WHAT THE TASK REQUIRES:
Restate the whole listing word for word. Pictures are left out.

Data records
====================

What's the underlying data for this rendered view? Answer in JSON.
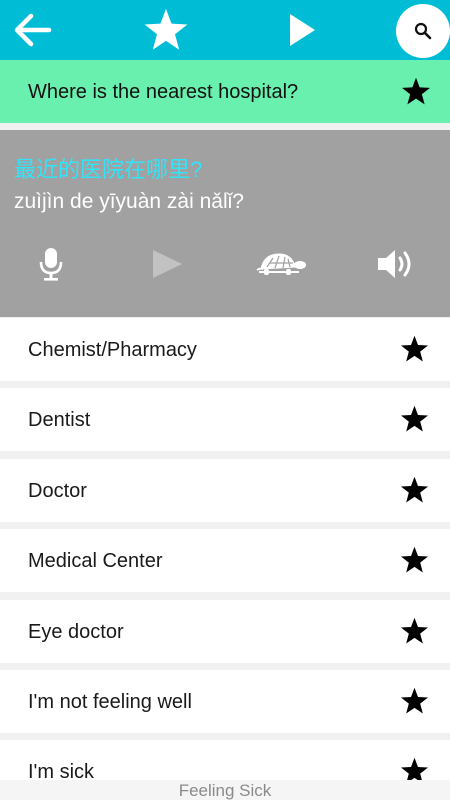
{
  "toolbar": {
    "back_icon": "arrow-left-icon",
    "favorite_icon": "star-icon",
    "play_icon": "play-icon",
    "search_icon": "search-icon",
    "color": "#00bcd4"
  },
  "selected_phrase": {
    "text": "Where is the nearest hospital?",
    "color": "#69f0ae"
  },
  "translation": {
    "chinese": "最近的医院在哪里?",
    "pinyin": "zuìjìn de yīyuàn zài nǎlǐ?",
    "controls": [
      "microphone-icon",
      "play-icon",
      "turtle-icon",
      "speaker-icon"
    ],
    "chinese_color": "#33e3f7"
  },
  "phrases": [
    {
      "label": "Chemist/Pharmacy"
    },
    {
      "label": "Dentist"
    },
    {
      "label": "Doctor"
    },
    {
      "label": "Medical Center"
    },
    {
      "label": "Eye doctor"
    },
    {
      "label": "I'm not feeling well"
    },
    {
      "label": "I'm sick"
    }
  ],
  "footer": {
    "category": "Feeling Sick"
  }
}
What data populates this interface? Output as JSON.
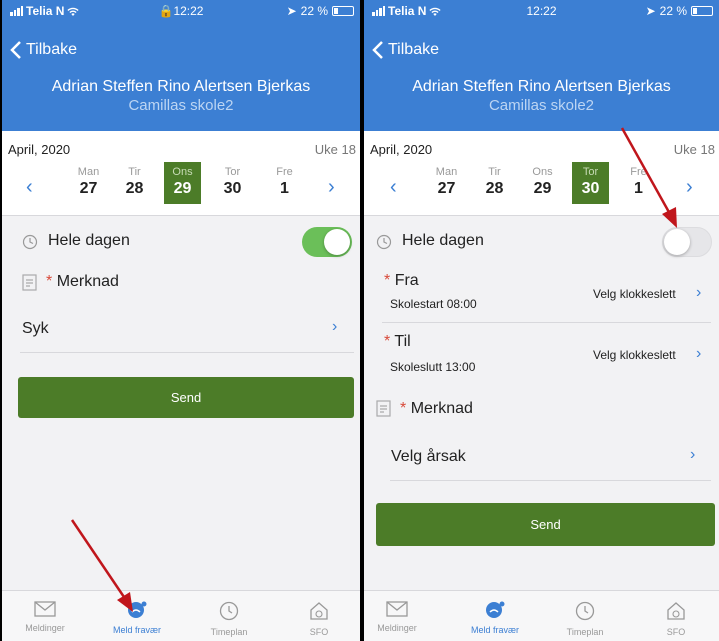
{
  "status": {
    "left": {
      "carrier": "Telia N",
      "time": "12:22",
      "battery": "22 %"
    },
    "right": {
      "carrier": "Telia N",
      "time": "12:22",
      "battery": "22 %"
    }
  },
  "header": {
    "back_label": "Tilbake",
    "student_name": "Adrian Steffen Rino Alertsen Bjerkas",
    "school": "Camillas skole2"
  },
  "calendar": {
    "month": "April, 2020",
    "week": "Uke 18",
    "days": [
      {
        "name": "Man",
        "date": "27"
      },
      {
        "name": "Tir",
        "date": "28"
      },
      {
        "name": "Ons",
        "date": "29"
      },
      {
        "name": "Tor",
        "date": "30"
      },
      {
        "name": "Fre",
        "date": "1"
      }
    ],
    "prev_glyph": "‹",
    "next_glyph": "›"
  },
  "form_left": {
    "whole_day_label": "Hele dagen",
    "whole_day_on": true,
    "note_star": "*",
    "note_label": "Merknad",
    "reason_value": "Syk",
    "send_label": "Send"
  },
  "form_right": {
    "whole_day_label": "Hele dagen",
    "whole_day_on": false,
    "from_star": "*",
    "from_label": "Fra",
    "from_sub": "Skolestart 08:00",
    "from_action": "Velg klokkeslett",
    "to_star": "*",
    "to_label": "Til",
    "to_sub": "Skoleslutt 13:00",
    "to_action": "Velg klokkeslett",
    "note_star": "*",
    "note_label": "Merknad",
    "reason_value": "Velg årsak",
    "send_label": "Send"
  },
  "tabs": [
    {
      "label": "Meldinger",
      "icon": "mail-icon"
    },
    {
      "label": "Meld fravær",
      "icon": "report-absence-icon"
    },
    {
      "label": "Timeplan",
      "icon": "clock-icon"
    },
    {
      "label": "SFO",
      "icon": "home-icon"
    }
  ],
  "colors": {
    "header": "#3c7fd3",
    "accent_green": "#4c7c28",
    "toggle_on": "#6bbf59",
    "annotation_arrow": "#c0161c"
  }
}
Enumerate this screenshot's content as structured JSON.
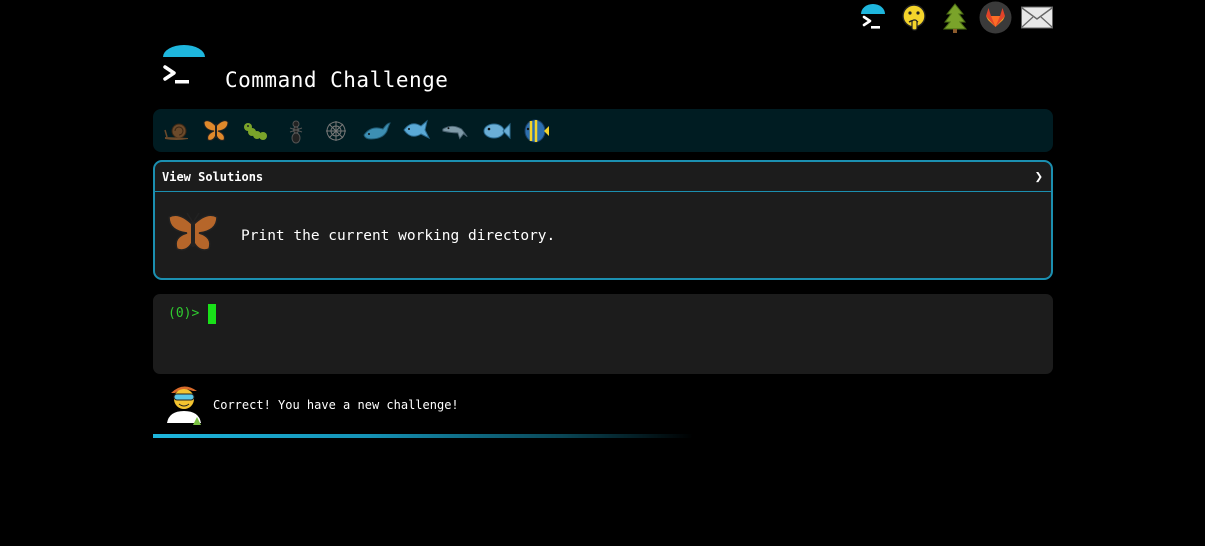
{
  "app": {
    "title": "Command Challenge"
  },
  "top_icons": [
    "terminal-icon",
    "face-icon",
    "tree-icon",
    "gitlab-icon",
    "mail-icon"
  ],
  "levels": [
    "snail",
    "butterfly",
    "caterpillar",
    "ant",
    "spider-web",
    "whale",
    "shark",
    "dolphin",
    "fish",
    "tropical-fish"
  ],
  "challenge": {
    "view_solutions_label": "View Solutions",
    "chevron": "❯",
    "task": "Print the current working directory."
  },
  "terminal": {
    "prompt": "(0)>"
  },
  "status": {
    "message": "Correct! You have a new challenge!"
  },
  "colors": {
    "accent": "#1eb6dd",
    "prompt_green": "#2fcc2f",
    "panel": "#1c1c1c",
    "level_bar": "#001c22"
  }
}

====================

SOLUTION TO THIS EXERCISE:
What's the underlying data for this rendered view? Answer in JSON.
{
  "toolbar": {
    "back_icon": "arrow-left-icon",
    "favorite_icon": "star-icon",
    "play_icon": "play-icon",
    "search_icon": "search-icon",
    "color": "#00bcd4"
  },
  "selected_phrase": {
    "text": "Where is the nearest hospital?",
    "color": "#69f0ae"
  },
  "translation": {
    "chinese": "最近的医院在哪里?",
    "pinyin": "zuìjìn de yīyuàn zài nǎlǐ?",
    "controls": [
      "microphone-icon",
      "play-icon",
      "turtle-icon",
      "speaker-icon"
    ],
    "chinese_color": "#33e3f7"
  },
  "phrases": [
    {
      "label": "Chemist/Pharmacy"
    },
    {
      "label": "Dentist"
    },
    {
      "label": "Doctor"
    },
    {
      "label": "Medical Center"
    },
    {
      "label": "Eye doctor"
    },
    {
      "label": "I'm not feeling well"
    },
    {
      "label": "I'm sick"
    }
  ],
  "footer": {
    "category": "Feeling Sick"
  }
}
What data populates this interface? Output as JSON.
{
  "status": {
    "left": {
      "carrier": "Telia N",
      "time": "12:22",
      "battery": "22 %"
    },
    "right": {
      "carrier": "Telia N",
      "time": "12:22",
      "battery": "22 %"
    }
  },
  "header": {
    "back_label": "Tilbake",
    "student_name": "Adrian Steffen Rino Alertsen Bjerkas",
    "school": "Camillas skole2"
  },
  "calendar": {
    "month": "April, 2020",
    "week": "Uke 18",
    "days": [
      {
        "name": "Man",
        "date": "27"
      },
      {
        "name": "Tir",
        "date": "28"
      },
      {
        "name": "Ons",
        "date": "29"
      },
      {
        "name": "Tor",
        "date": "30"
      },
      {
        "name": "Fre",
        "date": "1"
      }
    ],
    "prev_glyph": "‹",
    "next_glyph": "›"
  },
  "form_left": {
    "whole_day_label": "Hele dagen",
    "whole_day_on": true,
    "note_star": "*",
    "note_label": "Merknad",
    "reason_value": "Syk",
    "send_label": "Send"
  },
  "form_right": {
    "whole_day_label": "Hele dagen",
    "whole_day_on": false,
    "from_star": "*",
    "from_label": "Fra",
    "from_sub": "Skolestart 08:00",
    "from_action": "Velg klokkeslett",
    "to_star": "*",
    "to_label": "Til",
    "to_sub": "Skoleslutt 13:00",
    "to_action": "Velg klokkeslett",
    "note_star": "*",
    "note_label": "Merknad",
    "reason_value": "Velg årsak",
    "send_label": "Send"
  },
  "tabs": [
    {
      "label": "Meldinger",
      "icon": "mail-icon"
    },
    {
      "label": "Meld fravær",
      "icon": "report-absence-icon"
    },
    {
      "label": "Timeplan",
      "icon": "clock-icon"
    },
    {
      "label": "SFO",
      "icon": "home-icon"
    }
  ],
  "colors": {
    "header": "#3c7fd3",
    "accent_green": "#4c7c28",
    "toggle_on": "#6bbf59",
    "annotation_arrow": "#c0161c"
  }
}
Enumerate this screenshot's content as structured JSON.
{
  "app": {
    "title": "Command Challenge"
  },
  "top_icons": [
    "terminal-icon",
    "face-icon",
    "tree-icon",
    "gitlab-icon",
    "mail-icon"
  ],
  "levels": [
    "snail",
    "butterfly",
    "caterpillar",
    "ant",
    "spider-web",
    "whale",
    "shark",
    "dolphin",
    "fish",
    "tropical-fish"
  ],
  "challenge": {
    "view_solutions_label": "View Solutions",
    "chevron": "❯",
    "task": "Print the current working directory."
  },
  "terminal": {
    "prompt": "(0)>"
  },
  "status": {
    "message": "Correct! You have a new challenge!"
  },
  "colors": {
    "accent": "#1eb6dd",
    "prompt_green": "#2fcc2f",
    "panel": "#1c1c1c",
    "level_bar": "#001c22"
  }
}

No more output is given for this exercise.